### Entries
⁂
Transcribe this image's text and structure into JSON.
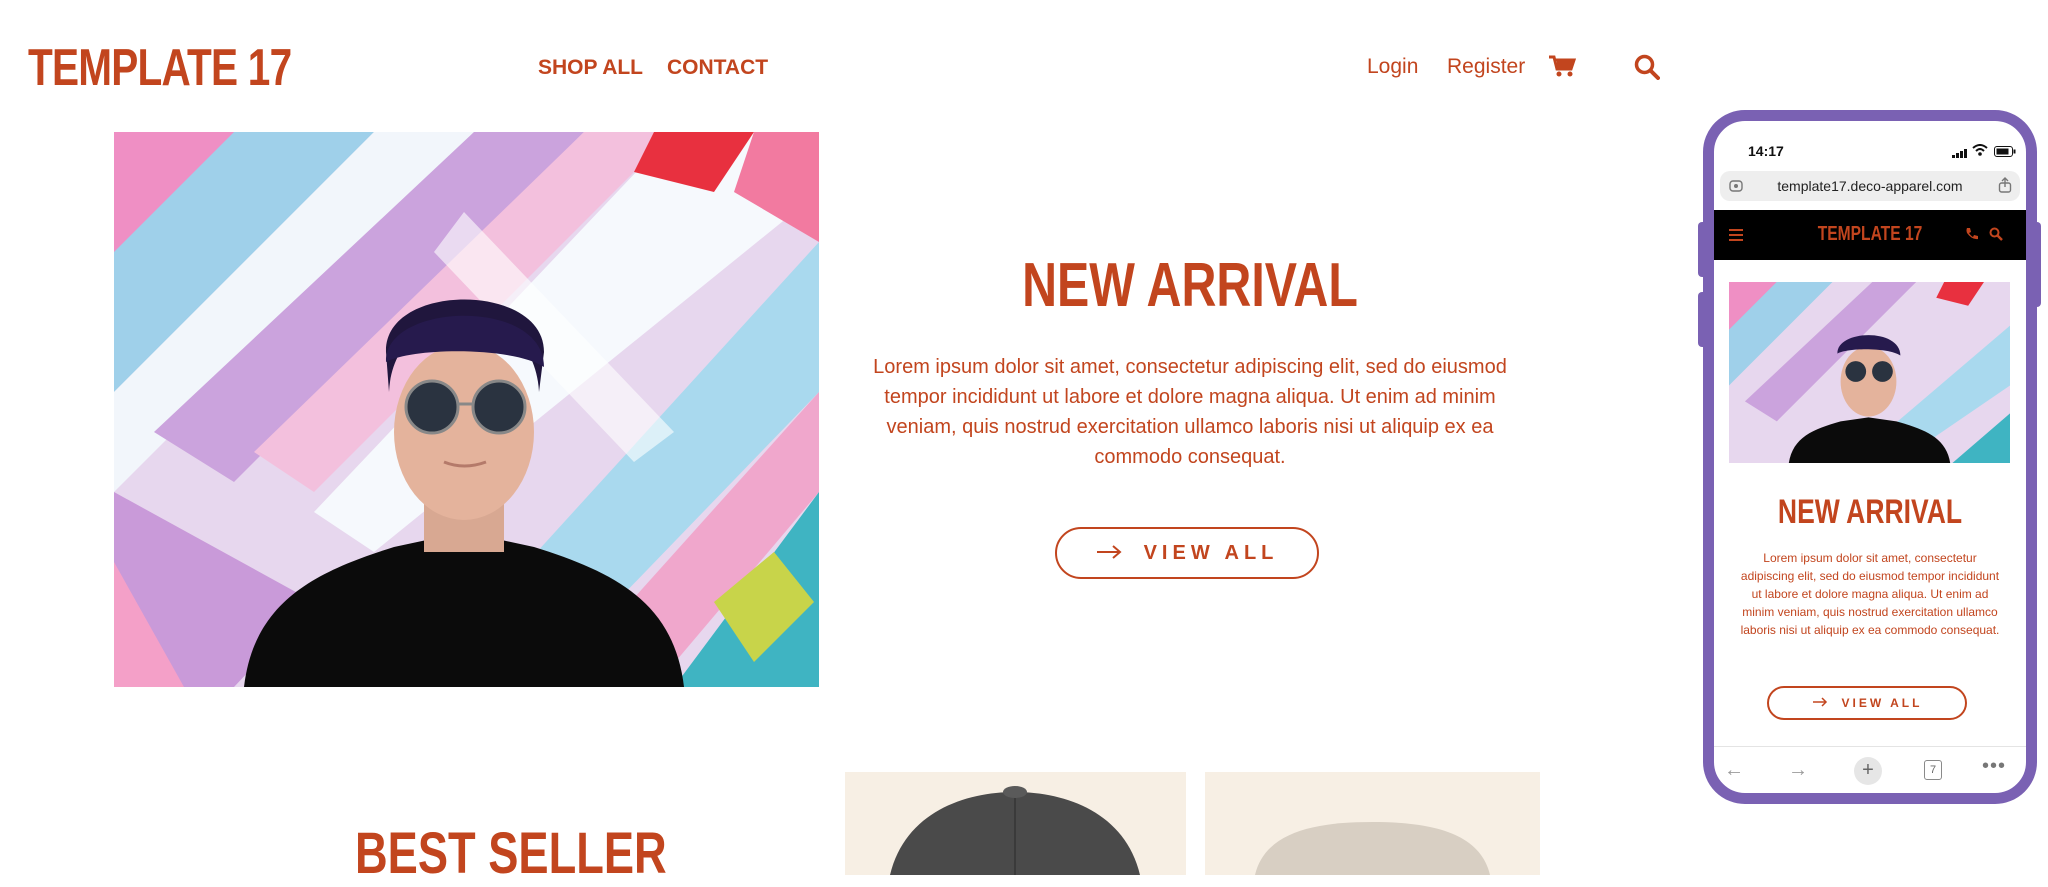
{
  "header": {
    "logo": "TEMPLATE 17",
    "nav": [
      "SHOP ALL",
      "CONTACT"
    ],
    "login": "Login",
    "register": "Register"
  },
  "icons": {
    "cart": "cart-icon",
    "search": "search-icon",
    "arrow": "arrow-right-icon"
  },
  "hero": {
    "title": "NEW ARRIVAL",
    "text": "Lorem ipsum dolor sit amet, consectetur adipiscing elit, sed do eiusmod tempor incididunt ut labore et dolore magna aliqua. Ut enim ad minim veniam, quis nostrud exercitation ullamco laboris nisi ut aliquip ex ea commodo consequat.",
    "button": "VIEW ALL"
  },
  "best_seller": {
    "title": "BEST SELLER"
  },
  "phone": {
    "time": "14:17",
    "url": "template17.deco-apparel.com",
    "logo": "TEMPLATE 17",
    "title": "NEW ARRIVAL",
    "text": "Lorem ipsum dolor sit amet, consectetur adipiscing elit, sed do eiusmod tempor incididunt ut labore et dolore magna aliqua. Ut enim ad minim veniam, quis nostrud exercitation ullamco laboris nisi ut aliquip ex ea commodo consequat.",
    "button": "VIEW ALL",
    "tab_count": "7"
  },
  "colors": {
    "brand": "#c2451e",
    "phone_frame": "#7a61b3",
    "product_bg": "#f7efe4"
  }
}
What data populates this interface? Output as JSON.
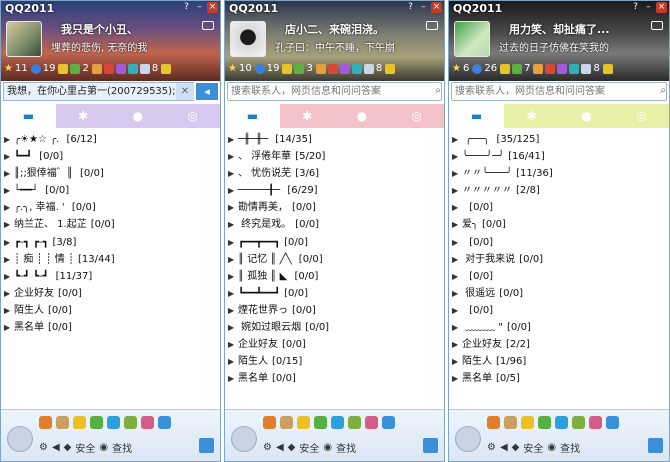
⁂
### Directive
Give an exact copy of the material, leaving out every picture.

### Complete output
Transcribe this image's text and structure into JSON.
{
  "header": {
    "logo": "TEMPLATE 17",
    "nav": [
      "SHOP ALL",
      "CONTACT"
    ],
    "login": "Login",
    "register": "Register"
  },
  "icons": {
    "cart": "cart-icon",
    "search": "search-icon",
    "arrow": "arrow-right-icon"
  },
  "hero": {
    "title": "NEW ARRIVAL",
    "text": "Lorem ipsum dolor sit amet, consectetur adipiscing elit, sed do eiusmod tempor incididunt ut labore et dolore magna aliqua. Ut enim ad minim veniam, quis nostrud exercitation ullamco laboris nisi ut aliquip ex ea commodo consequat.",
    "button": "VIEW ALL"
  },
  "best_seller": {
    "title": "BEST SELLER"
  },
  "phone": {
    "time": "14:17",
    "url": "template17.deco-apparel.com",
    "logo": "TEMPLATE 17",
    "title": "NEW ARRIVAL",
    "text": "Lorem ipsum dolor sit amet, consectetur adipiscing elit, sed do eiusmod tempor incididunt ut labore et dolore magna aliqua. Ut enim ad minim veniam, quis nostrud exercitation ullamco laboris nisi ut aliquip ex ea commodo consequat.",
    "button": "VIEW ALL",
    "tab_count": "7"
  },
  "colors": {
    "brand": "#c2451e",
    "phone_frame": "#7a61b3",
    "product_bg": "#f7efe4"
  }
}
What data populates this interface? Output as JSON.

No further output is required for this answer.